AIM OF THE EXERCISE. Spot each line in the records below where the word "ceiling" occurs, then copy it.

PROVIDED RECORDS.
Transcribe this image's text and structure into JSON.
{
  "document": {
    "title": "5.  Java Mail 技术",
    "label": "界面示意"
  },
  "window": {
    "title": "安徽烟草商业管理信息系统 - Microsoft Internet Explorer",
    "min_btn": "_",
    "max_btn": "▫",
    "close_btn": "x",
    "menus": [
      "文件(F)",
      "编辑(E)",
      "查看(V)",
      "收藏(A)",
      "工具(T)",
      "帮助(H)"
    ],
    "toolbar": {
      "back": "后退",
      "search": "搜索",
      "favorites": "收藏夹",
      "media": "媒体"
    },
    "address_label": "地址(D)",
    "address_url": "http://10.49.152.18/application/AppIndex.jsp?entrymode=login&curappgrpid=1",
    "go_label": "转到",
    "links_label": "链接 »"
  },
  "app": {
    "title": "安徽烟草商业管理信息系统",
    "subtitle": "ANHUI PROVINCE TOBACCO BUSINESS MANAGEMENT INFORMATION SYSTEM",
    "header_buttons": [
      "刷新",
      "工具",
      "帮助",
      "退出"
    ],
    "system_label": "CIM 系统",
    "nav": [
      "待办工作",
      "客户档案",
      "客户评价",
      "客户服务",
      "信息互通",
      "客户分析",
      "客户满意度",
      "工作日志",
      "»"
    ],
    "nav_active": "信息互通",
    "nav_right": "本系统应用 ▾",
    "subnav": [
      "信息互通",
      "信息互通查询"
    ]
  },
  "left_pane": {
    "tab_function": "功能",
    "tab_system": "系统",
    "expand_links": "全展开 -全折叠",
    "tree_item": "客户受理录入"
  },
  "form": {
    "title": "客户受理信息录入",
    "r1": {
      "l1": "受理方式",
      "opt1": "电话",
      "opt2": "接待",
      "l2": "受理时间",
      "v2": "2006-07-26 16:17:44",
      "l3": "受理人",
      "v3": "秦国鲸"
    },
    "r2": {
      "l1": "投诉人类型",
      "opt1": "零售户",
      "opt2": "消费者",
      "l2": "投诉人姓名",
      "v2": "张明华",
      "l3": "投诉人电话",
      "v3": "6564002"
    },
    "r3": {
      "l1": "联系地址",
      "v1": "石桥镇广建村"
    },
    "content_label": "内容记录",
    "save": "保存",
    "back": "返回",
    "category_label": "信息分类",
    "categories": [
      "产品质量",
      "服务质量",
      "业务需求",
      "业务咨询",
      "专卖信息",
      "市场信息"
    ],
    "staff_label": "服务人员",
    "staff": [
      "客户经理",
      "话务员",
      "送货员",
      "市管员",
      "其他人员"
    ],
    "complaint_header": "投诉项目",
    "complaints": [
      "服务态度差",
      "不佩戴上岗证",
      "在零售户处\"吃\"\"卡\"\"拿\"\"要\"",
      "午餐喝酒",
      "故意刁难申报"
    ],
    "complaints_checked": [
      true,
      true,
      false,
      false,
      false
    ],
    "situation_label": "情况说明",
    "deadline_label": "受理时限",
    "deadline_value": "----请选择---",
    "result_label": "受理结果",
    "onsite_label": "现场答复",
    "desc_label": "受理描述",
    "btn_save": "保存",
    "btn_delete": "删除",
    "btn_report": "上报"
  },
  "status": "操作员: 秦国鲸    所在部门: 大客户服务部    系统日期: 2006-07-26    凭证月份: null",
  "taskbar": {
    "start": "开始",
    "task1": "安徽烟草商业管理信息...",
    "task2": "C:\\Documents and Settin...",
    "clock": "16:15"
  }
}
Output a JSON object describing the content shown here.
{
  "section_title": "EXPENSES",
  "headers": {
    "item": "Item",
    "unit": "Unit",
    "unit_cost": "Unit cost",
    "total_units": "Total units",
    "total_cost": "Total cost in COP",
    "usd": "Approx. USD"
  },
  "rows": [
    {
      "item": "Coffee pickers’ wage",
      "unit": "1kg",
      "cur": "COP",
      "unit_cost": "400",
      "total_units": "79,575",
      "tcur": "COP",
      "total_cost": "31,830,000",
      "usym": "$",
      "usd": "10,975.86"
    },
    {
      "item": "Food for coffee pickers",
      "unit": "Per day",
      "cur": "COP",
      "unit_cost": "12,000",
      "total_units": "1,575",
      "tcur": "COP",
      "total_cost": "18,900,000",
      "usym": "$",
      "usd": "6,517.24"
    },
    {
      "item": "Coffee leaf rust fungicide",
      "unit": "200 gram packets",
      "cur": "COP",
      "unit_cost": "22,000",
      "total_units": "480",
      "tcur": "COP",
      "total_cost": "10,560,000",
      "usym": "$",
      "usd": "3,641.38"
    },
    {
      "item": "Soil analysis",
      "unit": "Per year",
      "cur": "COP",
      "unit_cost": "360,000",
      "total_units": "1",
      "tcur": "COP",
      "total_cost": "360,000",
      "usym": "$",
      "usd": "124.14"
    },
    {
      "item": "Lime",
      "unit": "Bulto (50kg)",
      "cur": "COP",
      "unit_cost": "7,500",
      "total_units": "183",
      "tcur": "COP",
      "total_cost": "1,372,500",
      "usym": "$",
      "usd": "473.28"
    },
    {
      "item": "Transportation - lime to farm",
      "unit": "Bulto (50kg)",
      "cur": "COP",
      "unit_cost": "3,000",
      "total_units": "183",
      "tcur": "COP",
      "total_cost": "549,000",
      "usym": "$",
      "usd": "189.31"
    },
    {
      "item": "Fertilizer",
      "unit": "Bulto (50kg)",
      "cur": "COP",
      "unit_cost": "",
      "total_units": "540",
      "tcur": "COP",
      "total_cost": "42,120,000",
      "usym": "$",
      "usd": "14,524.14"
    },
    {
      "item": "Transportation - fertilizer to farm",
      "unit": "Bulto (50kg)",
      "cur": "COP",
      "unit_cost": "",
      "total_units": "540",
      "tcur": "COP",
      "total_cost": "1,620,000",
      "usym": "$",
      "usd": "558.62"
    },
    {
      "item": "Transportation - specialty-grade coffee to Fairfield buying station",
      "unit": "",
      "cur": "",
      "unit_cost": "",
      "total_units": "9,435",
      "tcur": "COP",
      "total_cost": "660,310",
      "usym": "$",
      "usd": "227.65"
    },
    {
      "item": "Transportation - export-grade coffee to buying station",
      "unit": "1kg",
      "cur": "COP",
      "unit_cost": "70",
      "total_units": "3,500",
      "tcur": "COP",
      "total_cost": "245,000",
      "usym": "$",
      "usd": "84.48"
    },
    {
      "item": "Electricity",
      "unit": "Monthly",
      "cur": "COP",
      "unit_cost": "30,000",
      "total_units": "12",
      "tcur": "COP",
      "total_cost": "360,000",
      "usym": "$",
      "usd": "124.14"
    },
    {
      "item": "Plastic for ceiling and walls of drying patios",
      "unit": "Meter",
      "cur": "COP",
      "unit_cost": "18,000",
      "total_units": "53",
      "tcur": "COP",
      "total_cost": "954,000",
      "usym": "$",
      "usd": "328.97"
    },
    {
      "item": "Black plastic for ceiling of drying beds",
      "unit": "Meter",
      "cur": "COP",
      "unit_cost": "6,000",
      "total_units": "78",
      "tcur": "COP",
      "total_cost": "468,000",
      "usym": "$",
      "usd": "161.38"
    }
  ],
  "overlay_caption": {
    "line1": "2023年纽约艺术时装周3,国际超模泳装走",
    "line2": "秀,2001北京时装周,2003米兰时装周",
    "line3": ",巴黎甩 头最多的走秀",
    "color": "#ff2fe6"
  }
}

RIGHT ANSWER.
      "item": "Plastic for ceiling and walls of drying patios",
      "item": "Black plastic for ceiling of drying beds",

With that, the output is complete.